### WHAT TO DO
Below are the records; locate each line with the word "screenshot" and copy it.

### PROVIDED DATA
===============
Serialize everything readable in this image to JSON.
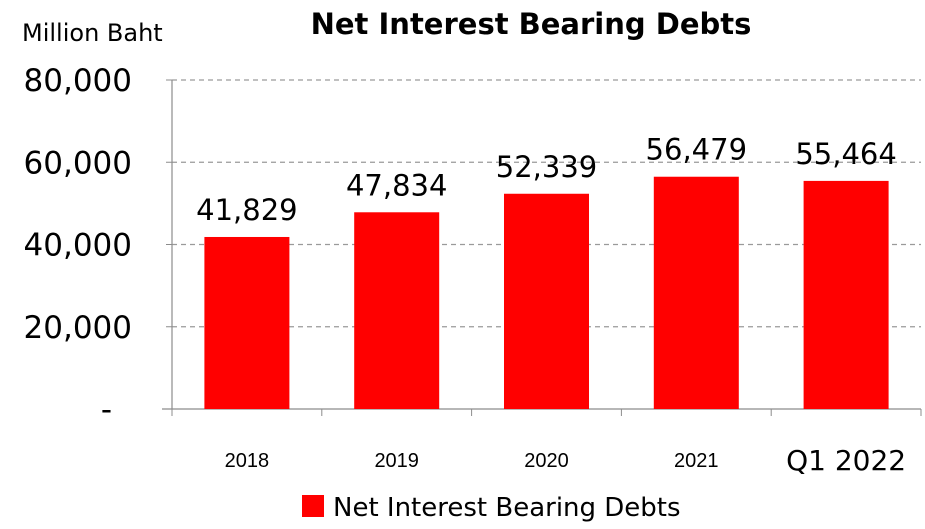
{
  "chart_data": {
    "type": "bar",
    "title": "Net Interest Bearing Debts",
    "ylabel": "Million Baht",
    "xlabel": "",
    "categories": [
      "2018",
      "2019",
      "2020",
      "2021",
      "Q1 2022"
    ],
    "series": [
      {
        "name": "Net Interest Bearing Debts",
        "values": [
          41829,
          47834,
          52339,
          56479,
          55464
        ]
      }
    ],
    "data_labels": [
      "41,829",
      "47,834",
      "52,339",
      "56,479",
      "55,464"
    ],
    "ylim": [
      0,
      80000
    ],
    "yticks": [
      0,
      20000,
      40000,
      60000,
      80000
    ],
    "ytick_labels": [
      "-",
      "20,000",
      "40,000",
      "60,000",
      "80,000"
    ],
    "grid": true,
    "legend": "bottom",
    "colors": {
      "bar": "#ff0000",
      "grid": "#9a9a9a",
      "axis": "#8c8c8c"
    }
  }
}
===============
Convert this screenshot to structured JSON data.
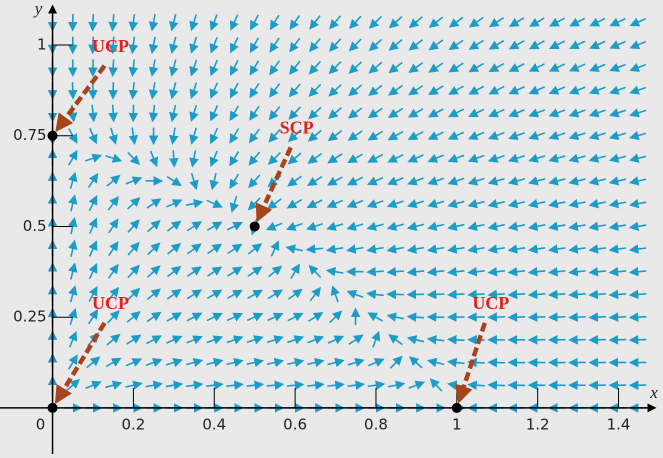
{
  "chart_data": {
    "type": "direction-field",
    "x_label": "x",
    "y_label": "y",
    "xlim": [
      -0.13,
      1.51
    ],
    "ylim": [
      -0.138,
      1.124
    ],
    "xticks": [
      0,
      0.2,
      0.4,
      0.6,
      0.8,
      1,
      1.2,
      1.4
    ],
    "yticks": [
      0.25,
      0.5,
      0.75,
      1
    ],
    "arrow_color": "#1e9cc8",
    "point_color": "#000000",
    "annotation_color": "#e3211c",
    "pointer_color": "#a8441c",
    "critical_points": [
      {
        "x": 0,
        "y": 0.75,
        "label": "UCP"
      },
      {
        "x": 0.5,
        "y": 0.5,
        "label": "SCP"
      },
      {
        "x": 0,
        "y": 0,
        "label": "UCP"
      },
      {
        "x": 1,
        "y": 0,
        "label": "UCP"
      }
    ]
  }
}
===============
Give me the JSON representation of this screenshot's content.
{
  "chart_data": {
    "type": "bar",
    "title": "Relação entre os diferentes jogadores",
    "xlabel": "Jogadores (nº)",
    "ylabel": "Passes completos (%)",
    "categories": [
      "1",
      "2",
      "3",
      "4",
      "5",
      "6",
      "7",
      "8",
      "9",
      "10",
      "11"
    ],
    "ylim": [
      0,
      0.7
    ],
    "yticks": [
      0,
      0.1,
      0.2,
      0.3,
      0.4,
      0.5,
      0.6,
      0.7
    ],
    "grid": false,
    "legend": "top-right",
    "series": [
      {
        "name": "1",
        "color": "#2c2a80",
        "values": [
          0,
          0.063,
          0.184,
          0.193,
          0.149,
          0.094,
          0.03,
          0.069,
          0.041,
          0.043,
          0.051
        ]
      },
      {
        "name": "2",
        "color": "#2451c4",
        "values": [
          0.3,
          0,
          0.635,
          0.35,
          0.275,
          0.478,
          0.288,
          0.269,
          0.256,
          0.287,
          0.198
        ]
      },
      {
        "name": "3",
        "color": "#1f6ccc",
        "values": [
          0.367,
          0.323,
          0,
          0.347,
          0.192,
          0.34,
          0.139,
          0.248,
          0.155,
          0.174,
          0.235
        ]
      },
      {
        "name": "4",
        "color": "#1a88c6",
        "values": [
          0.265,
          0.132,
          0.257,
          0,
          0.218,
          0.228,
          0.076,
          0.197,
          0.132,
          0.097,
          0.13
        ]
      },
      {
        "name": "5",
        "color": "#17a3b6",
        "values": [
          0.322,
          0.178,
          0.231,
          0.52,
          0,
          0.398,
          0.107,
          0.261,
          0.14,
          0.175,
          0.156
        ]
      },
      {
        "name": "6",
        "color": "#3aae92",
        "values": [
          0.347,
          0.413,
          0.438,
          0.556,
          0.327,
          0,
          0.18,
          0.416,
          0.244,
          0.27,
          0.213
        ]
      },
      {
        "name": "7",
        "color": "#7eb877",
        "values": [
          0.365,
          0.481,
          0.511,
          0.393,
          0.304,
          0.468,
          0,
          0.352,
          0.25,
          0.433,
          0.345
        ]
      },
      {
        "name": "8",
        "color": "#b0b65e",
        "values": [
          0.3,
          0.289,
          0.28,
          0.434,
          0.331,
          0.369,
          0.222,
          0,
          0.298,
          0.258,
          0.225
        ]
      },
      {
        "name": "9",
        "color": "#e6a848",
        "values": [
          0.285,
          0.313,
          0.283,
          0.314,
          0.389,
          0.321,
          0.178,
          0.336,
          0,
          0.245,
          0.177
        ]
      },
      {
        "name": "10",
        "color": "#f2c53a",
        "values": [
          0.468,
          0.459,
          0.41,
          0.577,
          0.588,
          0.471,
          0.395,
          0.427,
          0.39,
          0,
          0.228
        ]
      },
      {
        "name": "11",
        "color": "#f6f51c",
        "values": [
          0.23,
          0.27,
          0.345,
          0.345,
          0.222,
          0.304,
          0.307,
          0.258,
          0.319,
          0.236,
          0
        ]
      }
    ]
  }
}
===============
### RESPONSE BELOW
Convert this screenshot to structured JSON data.
Give me the JSON representation of this screenshot's content.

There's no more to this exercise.